== TASK ==
Lines that hold the word "color" should be located and copied.
>> BEGIN RECORDS FOR THIS TASK
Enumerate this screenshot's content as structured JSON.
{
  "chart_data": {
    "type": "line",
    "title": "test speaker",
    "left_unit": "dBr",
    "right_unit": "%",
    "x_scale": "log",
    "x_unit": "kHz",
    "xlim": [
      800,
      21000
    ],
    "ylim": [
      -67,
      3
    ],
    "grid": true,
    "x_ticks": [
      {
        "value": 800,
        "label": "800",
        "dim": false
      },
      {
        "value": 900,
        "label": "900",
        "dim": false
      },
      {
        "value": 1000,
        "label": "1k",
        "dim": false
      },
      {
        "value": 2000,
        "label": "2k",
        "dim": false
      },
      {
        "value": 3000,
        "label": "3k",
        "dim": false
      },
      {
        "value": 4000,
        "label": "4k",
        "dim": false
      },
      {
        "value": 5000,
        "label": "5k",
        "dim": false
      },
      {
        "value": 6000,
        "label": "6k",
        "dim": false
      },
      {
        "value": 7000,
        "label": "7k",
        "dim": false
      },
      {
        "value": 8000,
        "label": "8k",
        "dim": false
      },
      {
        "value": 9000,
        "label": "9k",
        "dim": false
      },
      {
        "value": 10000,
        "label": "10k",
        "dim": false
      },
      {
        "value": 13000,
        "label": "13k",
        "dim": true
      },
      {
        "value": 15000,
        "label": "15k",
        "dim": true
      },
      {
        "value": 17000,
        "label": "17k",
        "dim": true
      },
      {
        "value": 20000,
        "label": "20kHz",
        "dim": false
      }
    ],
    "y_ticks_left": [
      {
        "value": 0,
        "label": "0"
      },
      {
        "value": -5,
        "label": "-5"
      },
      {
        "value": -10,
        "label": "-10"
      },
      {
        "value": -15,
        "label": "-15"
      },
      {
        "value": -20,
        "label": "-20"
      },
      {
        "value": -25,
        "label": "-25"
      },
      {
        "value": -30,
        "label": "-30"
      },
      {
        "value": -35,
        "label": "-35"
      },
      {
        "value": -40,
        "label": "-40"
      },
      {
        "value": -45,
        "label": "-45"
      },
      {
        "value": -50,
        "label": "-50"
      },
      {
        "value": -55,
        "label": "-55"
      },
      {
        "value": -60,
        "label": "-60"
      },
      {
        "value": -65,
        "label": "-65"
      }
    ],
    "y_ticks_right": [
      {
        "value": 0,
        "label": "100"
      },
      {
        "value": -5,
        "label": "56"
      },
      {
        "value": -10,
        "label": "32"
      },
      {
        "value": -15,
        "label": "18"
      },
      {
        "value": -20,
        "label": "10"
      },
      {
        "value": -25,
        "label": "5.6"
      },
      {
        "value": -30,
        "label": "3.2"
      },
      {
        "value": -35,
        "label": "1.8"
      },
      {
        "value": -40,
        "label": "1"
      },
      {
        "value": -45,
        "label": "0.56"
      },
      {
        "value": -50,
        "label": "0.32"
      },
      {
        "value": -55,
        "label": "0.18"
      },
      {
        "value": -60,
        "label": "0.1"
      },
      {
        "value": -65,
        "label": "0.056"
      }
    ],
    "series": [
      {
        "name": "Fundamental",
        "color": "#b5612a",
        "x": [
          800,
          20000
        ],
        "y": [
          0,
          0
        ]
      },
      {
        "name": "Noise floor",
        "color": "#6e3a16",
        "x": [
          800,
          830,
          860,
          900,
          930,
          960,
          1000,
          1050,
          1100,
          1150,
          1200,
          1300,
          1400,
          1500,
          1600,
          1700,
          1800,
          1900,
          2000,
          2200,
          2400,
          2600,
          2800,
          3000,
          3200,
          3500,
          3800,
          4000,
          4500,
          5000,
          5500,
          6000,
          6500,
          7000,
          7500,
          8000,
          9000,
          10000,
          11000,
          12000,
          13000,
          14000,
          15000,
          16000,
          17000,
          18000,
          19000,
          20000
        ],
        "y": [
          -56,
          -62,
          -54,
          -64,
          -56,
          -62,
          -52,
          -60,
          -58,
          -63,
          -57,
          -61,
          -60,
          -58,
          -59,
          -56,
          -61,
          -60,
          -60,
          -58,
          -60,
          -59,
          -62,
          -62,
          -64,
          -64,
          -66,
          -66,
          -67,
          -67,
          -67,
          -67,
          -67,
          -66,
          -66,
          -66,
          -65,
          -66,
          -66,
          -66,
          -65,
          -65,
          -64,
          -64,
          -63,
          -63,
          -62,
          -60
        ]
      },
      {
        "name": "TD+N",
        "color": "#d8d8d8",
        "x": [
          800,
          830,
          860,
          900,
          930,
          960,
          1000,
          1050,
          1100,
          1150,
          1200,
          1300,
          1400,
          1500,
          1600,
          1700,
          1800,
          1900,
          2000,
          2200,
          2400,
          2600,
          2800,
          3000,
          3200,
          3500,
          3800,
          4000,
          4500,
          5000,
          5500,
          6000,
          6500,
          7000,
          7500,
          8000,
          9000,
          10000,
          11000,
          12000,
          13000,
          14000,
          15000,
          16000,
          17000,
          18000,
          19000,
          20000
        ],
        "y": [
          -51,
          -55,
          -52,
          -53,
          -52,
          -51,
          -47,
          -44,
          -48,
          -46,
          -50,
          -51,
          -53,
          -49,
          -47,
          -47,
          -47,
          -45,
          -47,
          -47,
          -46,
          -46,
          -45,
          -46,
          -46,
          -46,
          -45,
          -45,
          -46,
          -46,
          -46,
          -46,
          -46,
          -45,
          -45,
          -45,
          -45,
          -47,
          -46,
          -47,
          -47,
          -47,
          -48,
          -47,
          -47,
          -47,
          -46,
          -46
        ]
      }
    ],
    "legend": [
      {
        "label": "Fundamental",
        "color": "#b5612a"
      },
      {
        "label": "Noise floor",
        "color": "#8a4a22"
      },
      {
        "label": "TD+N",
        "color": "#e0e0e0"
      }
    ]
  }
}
>> END RECORDS FOR THIS TASK
== EXERCISE SOLUTION ==
        "color": "#b5612a",
        "color": "#6e3a16",
        "color": "#d8d8d8",
        "color": "#b5612a"
        "color": "#8a4a22"
        "color": "#e0e0e0"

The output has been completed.